#### [WHAT IS NEEDED]
In this exercise, return the whole listing exactly, excluding any images.

* begin MATERIAL SUPPLIED *

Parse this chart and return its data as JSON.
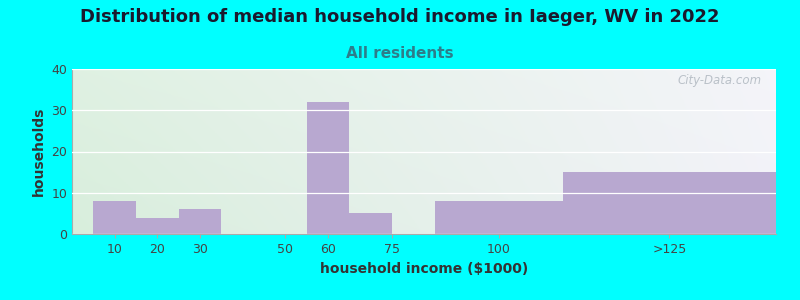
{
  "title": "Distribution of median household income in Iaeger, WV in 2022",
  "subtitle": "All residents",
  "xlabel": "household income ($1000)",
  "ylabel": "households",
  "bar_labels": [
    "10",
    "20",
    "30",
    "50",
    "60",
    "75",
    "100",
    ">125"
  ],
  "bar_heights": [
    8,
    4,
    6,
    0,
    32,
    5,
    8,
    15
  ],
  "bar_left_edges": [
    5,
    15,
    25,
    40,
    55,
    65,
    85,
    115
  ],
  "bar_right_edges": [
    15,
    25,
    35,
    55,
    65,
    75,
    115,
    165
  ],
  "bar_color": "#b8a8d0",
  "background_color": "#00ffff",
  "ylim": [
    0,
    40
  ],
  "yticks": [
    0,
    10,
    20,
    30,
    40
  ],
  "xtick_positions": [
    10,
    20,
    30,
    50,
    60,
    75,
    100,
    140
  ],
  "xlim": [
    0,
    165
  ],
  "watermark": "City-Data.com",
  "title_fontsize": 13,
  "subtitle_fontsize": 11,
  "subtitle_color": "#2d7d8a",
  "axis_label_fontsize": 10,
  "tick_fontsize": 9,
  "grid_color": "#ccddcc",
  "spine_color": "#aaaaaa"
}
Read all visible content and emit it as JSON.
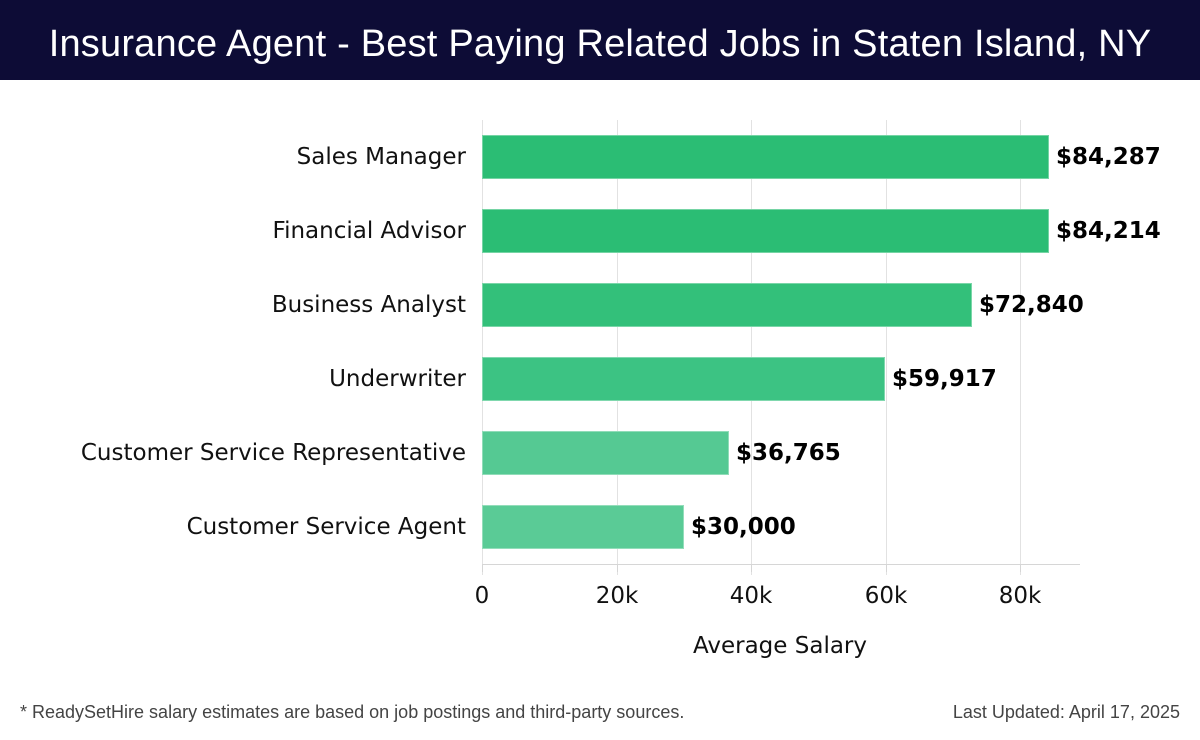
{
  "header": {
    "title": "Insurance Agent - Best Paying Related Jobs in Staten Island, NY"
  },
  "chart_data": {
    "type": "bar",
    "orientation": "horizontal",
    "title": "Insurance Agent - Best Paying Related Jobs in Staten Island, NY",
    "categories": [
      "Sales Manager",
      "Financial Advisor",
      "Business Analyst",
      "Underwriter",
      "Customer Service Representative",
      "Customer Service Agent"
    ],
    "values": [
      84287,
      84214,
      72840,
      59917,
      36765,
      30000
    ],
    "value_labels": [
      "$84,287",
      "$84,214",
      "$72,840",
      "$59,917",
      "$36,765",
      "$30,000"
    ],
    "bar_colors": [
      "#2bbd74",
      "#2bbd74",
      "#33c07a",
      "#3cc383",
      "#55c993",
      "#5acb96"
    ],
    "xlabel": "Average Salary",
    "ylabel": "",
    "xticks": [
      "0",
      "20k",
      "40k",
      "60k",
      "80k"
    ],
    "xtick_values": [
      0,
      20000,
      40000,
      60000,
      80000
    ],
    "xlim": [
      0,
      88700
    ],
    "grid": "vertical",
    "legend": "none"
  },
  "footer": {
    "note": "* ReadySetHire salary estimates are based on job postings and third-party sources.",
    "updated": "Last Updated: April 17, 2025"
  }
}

* end MATERIAL SUPPLIED *

#### [WORKED SOLUTION]
Parse this chart and return its data as JSON.
{
  "title": "Distribution of median household income in Iaeger, WV in 2022",
  "subtitle": "All residents",
  "xlabel": "household income ($1000)",
  "ylabel": "households",
  "bar_labels": [
    "10",
    "20",
    "30",
    "50",
    "60",
    "75",
    "100",
    ">125"
  ],
  "bar_heights": [
    8,
    4,
    6,
    0,
    32,
    5,
    8,
    15
  ],
  "bar_left_edges": [
    5,
    15,
    25,
    40,
    55,
    65,
    85,
    115
  ],
  "bar_right_edges": [
    15,
    25,
    35,
    55,
    65,
    75,
    115,
    165
  ],
  "bar_color": "#b8a8d0",
  "background_color": "#00ffff",
  "ylim": [
    0,
    40
  ],
  "yticks": [
    0,
    10,
    20,
    30,
    40
  ],
  "xtick_positions": [
    10,
    20,
    30,
    50,
    60,
    75,
    100,
    140
  ],
  "xlim": [
    0,
    165
  ],
  "watermark": "City-Data.com",
  "title_fontsize": 13,
  "subtitle_fontsize": 11,
  "subtitle_color": "#2d7d8a",
  "axis_label_fontsize": 10,
  "tick_fontsize": 9,
  "grid_color": "#ccddcc",
  "spine_color": "#aaaaaa"
}
Read all visible content and emit it as JSON.
{
  "header": {
    "title": "Insurance Agent - Best Paying Related Jobs in Staten Island, NY"
  },
  "chart_data": {
    "type": "bar",
    "orientation": "horizontal",
    "title": "Insurance Agent - Best Paying Related Jobs in Staten Island, NY",
    "categories": [
      "Sales Manager",
      "Financial Advisor",
      "Business Analyst",
      "Underwriter",
      "Customer Service Representative",
      "Customer Service Agent"
    ],
    "values": [
      84287,
      84214,
      72840,
      59917,
      36765,
      30000
    ],
    "value_labels": [
      "$84,287",
      "$84,214",
      "$72,840",
      "$59,917",
      "$36,765",
      "$30,000"
    ],
    "bar_colors": [
      "#2bbd74",
      "#2bbd74",
      "#33c07a",
      "#3cc383",
      "#55c993",
      "#5acb96"
    ],
    "xlabel": "Average Salary",
    "ylabel": "",
    "xticks": [
      "0",
      "20k",
      "40k",
      "60k",
      "80k"
    ],
    "xtick_values": [
      0,
      20000,
      40000,
      60000,
      80000
    ],
    "xlim": [
      0,
      88700
    ],
    "grid": "vertical",
    "legend": "none"
  },
  "footer": {
    "note": "* ReadySetHire salary estimates are based on job postings and third-party sources.",
    "updated": "Last Updated: April 17, 2025"
  }
}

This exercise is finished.